PROBLEM TO WORK ON: Transcribe the records that follow. Keep every word exactly, and drop the pictures.

[start DATA SECTION]

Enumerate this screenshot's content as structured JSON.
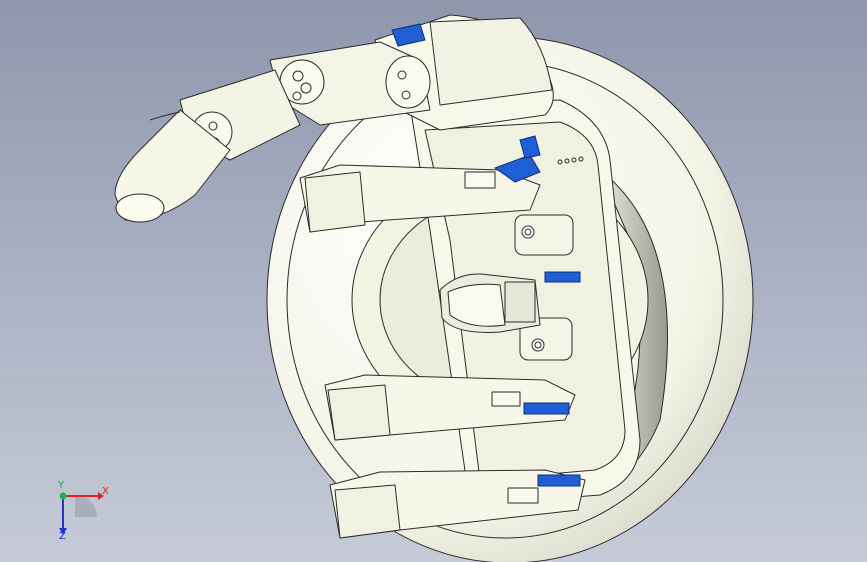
{
  "viewport": {
    "background_top": "#8f97ad",
    "background_bottom": "#c6cbd8",
    "model_color": "#fbfbed",
    "edge_color": "#2b2b2b",
    "accent_color": "#1f5fd4"
  },
  "triad": {
    "x_label": "X",
    "y_label": "Y",
    "z_label": "Z",
    "x_color": "#e02020",
    "y_color": "#19b54a",
    "z_color": "#2233cc"
  }
}
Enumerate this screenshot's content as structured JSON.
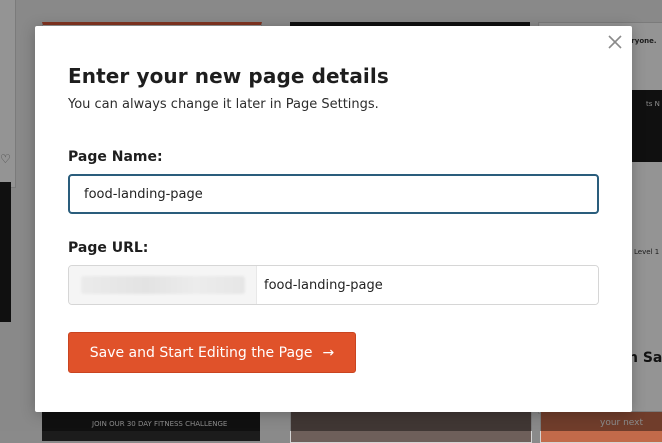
{
  "modal": {
    "title": "Enter your new page details",
    "subtitle": "You can always change it later in Page Settings.",
    "page_name_label": "Page Name:",
    "page_name_value": "food-landing-page",
    "page_url_label": "Page URL:",
    "page_url_slug": "food-landing-page",
    "save_button_label": "Save and Start Editing the Page",
    "save_button_arrow": "→"
  },
  "background": {
    "texts": [
      "veryone.",
      "ts N",
      "Level 1",
      "n Sale",
      "JOIN OUR 30 DAY FITNESS CHALLENGE",
      "your next"
    ]
  },
  "colors": {
    "accent_button": "#e0522a",
    "input_focus_border": "#2a5d7c",
    "overlay": "rgba(0,0,0,0.42)"
  },
  "icons": {
    "close": "close-icon",
    "heart": "heart-icon",
    "arrow": "arrow-right-icon"
  }
}
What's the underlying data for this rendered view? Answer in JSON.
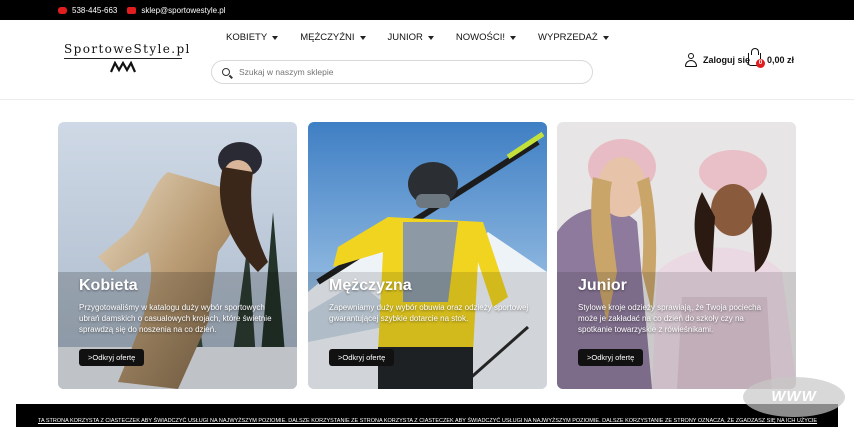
{
  "topbar": {
    "phone": "538-445-663",
    "email": "sklep@sportowestyle.pl"
  },
  "logo": {
    "text": "SportoweStyle.pl",
    "mark": "EMMU"
  },
  "nav": [
    {
      "label": "KOBIETY"
    },
    {
      "label": "MĘŻCZYŹNI"
    },
    {
      "label": "JUNIOR"
    },
    {
      "label": "NOWOŚCI!"
    },
    {
      "label": "WYPRZEDAŻ"
    }
  ],
  "search": {
    "placeholder": "Szukaj w naszym sklepie"
  },
  "account": {
    "login_label": "Zaloguj się"
  },
  "cart": {
    "badge": "0",
    "total": "0,00 zł"
  },
  "cards": [
    {
      "title": "Kobieta",
      "desc": "Przygotowaliśmy w katalogu duży wybór sportowych ubrań damskich o casualowych krojach, które świetnie sprawdzą się do noszenia na co dzień.",
      "button": ">Odkryj ofertę"
    },
    {
      "title": "Mężczyzna",
      "desc": "Zapewniamy duży wybór obuwia oraz odzieży sportowej gwarantującej szybkie dotarcie na stok.",
      "button": ">Odkryj ofertę"
    },
    {
      "title": "Junior",
      "desc": "Stylowe kroje odzieży sprawiają, że Twoja pociecha może je zakładać na co dzień do szkoły czy na spotkanie towarzyskie z rówieśnikami.",
      "button": ">Odkryj ofertę"
    }
  ],
  "cookie": {
    "text": "TA STRONA KORZYSTA Z CIASTECZEK ABY ŚWIADCZYĆ USŁUGI NA NAJWYŻSZYM POZIOMIE. DALSZE KORZYSTANIE ZE STRONA KORZYSTA Z CIASTECZEK ABY ŚWIADCZYĆ USŁUGI NA NAJWYŻSZYM POZIOMIE. DALSZE KORZYSTANIE ZE STRONY OZNACZA, ŻE ZGADZASZ SIĘ NA ICH UŻYCIE"
  },
  "watermark": {
    "text": "WWW"
  },
  "colors": {
    "accent": "#e11d1d",
    "dark": "#000000"
  }
}
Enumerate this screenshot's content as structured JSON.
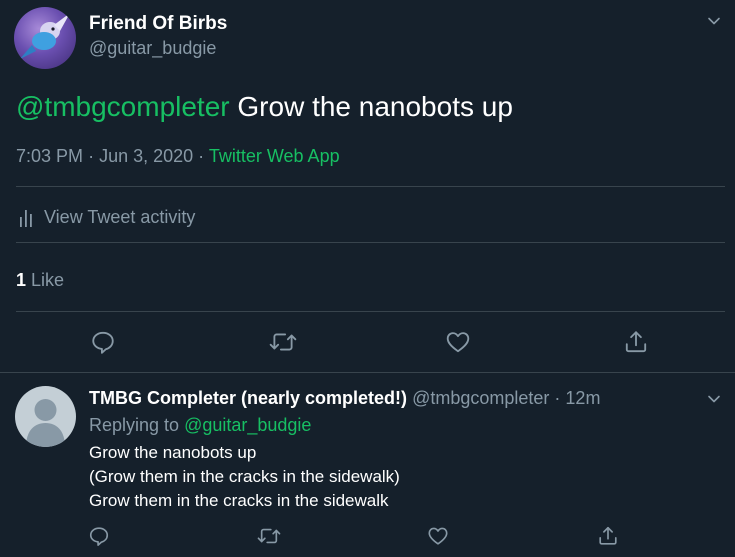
{
  "tweet": {
    "author_name": "Friend Of Birbs",
    "author_handle": "@guitar_budgie",
    "mention": "@tmbgcompleter",
    "text": "Grow the nanobots up",
    "time": "7:03 PM",
    "date": "Jun 3, 2020",
    "separator": "·",
    "source": "Twitter Web App",
    "activity_label": "View Tweet activity",
    "likes_count": "1",
    "likes_label": "Like"
  },
  "reply": {
    "author_name": "TMBG Completer (nearly completed!)",
    "author_handle": "@tmbgcompleter",
    "separator": "·",
    "time_ago": "12m",
    "replying_to_label": "Replying to",
    "replying_to_handle": "@guitar_budgie",
    "lines": [
      "Grow the nanobots up",
      "(Grow them in the cracks in the sidewalk)",
      "Grow them in the cracks in the sidewalk"
    ]
  },
  "icons": {
    "caret": "chevron-down-icon",
    "activity": "bar-chart-icon",
    "reply": "reply-icon",
    "retweet": "retweet-icon",
    "like": "heart-icon",
    "share": "share-icon"
  },
  "colors": {
    "background": "#15202b",
    "accent_green": "#17bf63",
    "muted_text": "#8899a6",
    "divider": "#38444d"
  }
}
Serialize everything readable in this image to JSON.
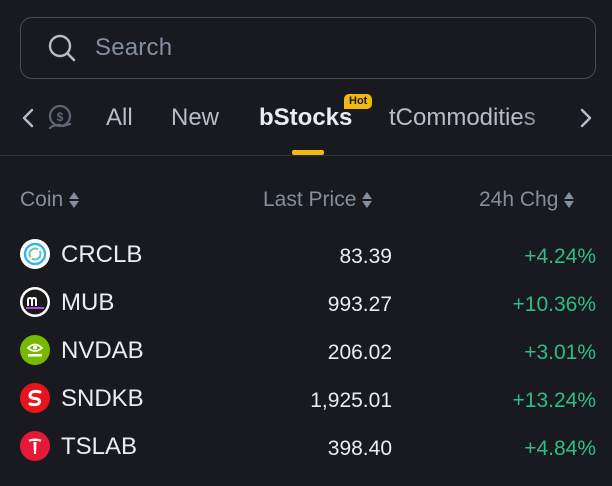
{
  "search": {
    "placeholder": "Search",
    "icon": "search-icon"
  },
  "tabs": {
    "items": [
      {
        "label": "All"
      },
      {
        "label": "New"
      },
      {
        "label": "bStocks",
        "active": true,
        "badge": "Hot"
      },
      {
        "label": "tCommodities"
      }
    ],
    "accent": "#f0b90b"
  },
  "table": {
    "headers": {
      "coin": "Coin",
      "price": "Last Price",
      "change": "24h Chg"
    },
    "rows": [
      {
        "coin": "CRCLB",
        "price": "83.39",
        "change": "+4.24%",
        "logo": "circle-logo"
      },
      {
        "coin": "MUB",
        "price": "993.27",
        "change": "+10.36%",
        "logo": "micron-logo"
      },
      {
        "coin": "NVDAB",
        "price": "206.02",
        "change": "+3.01%",
        "logo": "nvidia-logo"
      },
      {
        "coin": "SNDKB",
        "price": "1,925.01",
        "change": "+13.24%",
        "logo": "sandisk-logo"
      },
      {
        "coin": "TSLAB",
        "price": "398.40",
        "change": "+4.84%",
        "logo": "tesla-logo"
      }
    ],
    "positive_color": "#2ebd85"
  }
}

[end DATA SECTION]

FULL SOLUTION:
Enumerate this screenshot's content as structured JSON.
{
  "viewport": {
    "background_top": "#8f97ad",
    "background_bottom": "#c6cbd8",
    "model_color": "#fbfbed",
    "edge_color": "#2b2b2b",
    "accent_color": "#1f5fd4"
  },
  "triad": {
    "x_label": "X",
    "y_label": "Y",
    "z_label": "Z",
    "x_color": "#e02020",
    "y_color": "#19b54a",
    "z_color": "#2233cc"
  }
}
Enumerate this screenshot's content as structured JSON.
{
  "modal": {
    "title": "Enter your new page details",
    "subtitle": "You can always change it later in Page Settings.",
    "page_name_label": "Page Name:",
    "page_name_value": "food-landing-page",
    "page_url_label": "Page URL:",
    "page_url_slug": "food-landing-page",
    "save_button_label": "Save and Start Editing the Page",
    "save_button_arrow": "→"
  },
  "background": {
    "texts": [
      "veryone.",
      "ts N",
      "Level 1",
      "n Sale",
      "JOIN OUR 30 DAY FITNESS CHALLENGE",
      "your next"
    ]
  },
  "colors": {
    "accent_button": "#e0522a",
    "input_focus_border": "#2a5d7c",
    "overlay": "rgba(0,0,0,0.42)"
  },
  "icons": {
    "close": "close-icon",
    "heart": "heart-icon",
    "arrow": "arrow-right-icon"
  }
}
What's the underlying data for this rendered view? Answer in JSON.
{
  "topbar": {
    "phone": "538-445-663",
    "email": "sklep@sportowestyle.pl"
  },
  "logo": {
    "text": "SportoweStyle.pl",
    "mark": "EMMU"
  },
  "nav": [
    {
      "label": "KOBIETY"
    },
    {
      "label": "MĘŻCZYŹNI"
    },
    {
      "label": "JUNIOR"
    },
    {
      "label": "NOWOŚCI!"
    },
    {
      "label": "WYPRZEDAŻ"
    }
  ],
  "search": {
    "placeholder": "Szukaj w naszym sklepie"
  },
  "account": {
    "login_label": "Zaloguj się"
  },
  "cart": {
    "badge": "0",
    "total": "0,00 zł"
  },
  "cards": [
    {
      "title": "Kobieta",
      "desc": "Przygotowaliśmy w katalogu duży wybór sportowych ubrań damskich o casualowych krojach, które świetnie sprawdzą się do noszenia na co dzień.",
      "button": ">Odkryj ofertę"
    },
    {
      "title": "Mężczyzna",
      "desc": "Zapewniamy duży wybór obuwia oraz odzieży sportowej gwarantującej szybkie dotarcie na stok.",
      "button": ">Odkryj ofertę"
    },
    {
      "title": "Junior",
      "desc": "Stylowe kroje odzieży sprawiają, że Twoja pociecha może je zakładać na co dzień do szkoły czy na spotkanie towarzyskie z rówieśnikami.",
      "button": ">Odkryj ofertę"
    }
  ],
  "cookie": {
    "text": "TA STRONA KORZYSTA Z CIASTECZEK ABY ŚWIADCZYĆ USŁUGI NA NAJWYŻSZYM POZIOMIE. DALSZE KORZYSTANIE ZE STRONA KORZYSTA Z CIASTECZEK ABY ŚWIADCZYĆ USŁUGI NA NAJWYŻSZYM POZIOMIE. DALSZE KORZYSTANIE ZE STRONY OZNACZA, ŻE ZGADZASZ SIĘ NA ICH UŻYCIE"
  },
  "watermark": {
    "text": "WWW"
  },
  "colors": {
    "accent": "#e11d1d",
    "dark": "#000000"
  }
}
Enumerate this screenshot's content as structured JSON.
{
  "tweet": {
    "author_name": "Friend Of Birbs",
    "author_handle": "@guitar_budgie",
    "mention": "@tmbgcompleter",
    "text": "Grow the nanobots up",
    "time": "7:03 PM",
    "date": "Jun 3, 2020",
    "separator": "·",
    "source": "Twitter Web App",
    "activity_label": "View Tweet activity",
    "likes_count": "1",
    "likes_label": "Like"
  },
  "reply": {
    "author_name": "TMBG Completer (nearly completed!)",
    "author_handle": "@tmbgcompleter",
    "separator": "·",
    "time_ago": "12m",
    "replying_to_label": "Replying to",
    "replying_to_handle": "@guitar_budgie",
    "lines": [
      "Grow the nanobots up",
      "(Grow them in the cracks in the sidewalk)",
      "Grow them in the cracks in the sidewalk"
    ]
  },
  "icons": {
    "caret": "chevron-down-icon",
    "activity": "bar-chart-icon",
    "reply": "reply-icon",
    "retweet": "retweet-icon",
    "like": "heart-icon",
    "share": "share-icon"
  },
  "colors": {
    "background": "#15202b",
    "accent_green": "#17bf63",
    "muted_text": "#8899a6",
    "divider": "#38444d"
  }
}
Serialize everything readable in this image to JSON.
{
  "search": {
    "placeholder": "Search",
    "icon": "search-icon"
  },
  "tabs": {
    "items": [
      {
        "label": "All"
      },
      {
        "label": "New"
      },
      {
        "label": "bStocks",
        "active": true,
        "badge": "Hot"
      },
      {
        "label": "tCommodities"
      }
    ],
    "accent": "#f0b90b"
  },
  "table": {
    "headers": {
      "coin": "Coin",
      "price": "Last Price",
      "change": "24h Chg"
    },
    "rows": [
      {
        "coin": "CRCLB",
        "price": "83.39",
        "change": "+4.24%",
        "logo": "circle-logo"
      },
      {
        "coin": "MUB",
        "price": "993.27",
        "change": "+10.36%",
        "logo": "micron-logo"
      },
      {
        "coin": "NVDAB",
        "price": "206.02",
        "change": "+3.01%",
        "logo": "nvidia-logo"
      },
      {
        "coin": "SNDKB",
        "price": "1,925.01",
        "change": "+13.24%",
        "logo": "sandisk-logo"
      },
      {
        "coin": "TSLAB",
        "price": "398.40",
        "change": "+4.84%",
        "logo": "tesla-logo"
      }
    ],
    "positive_color": "#2ebd85"
  }
}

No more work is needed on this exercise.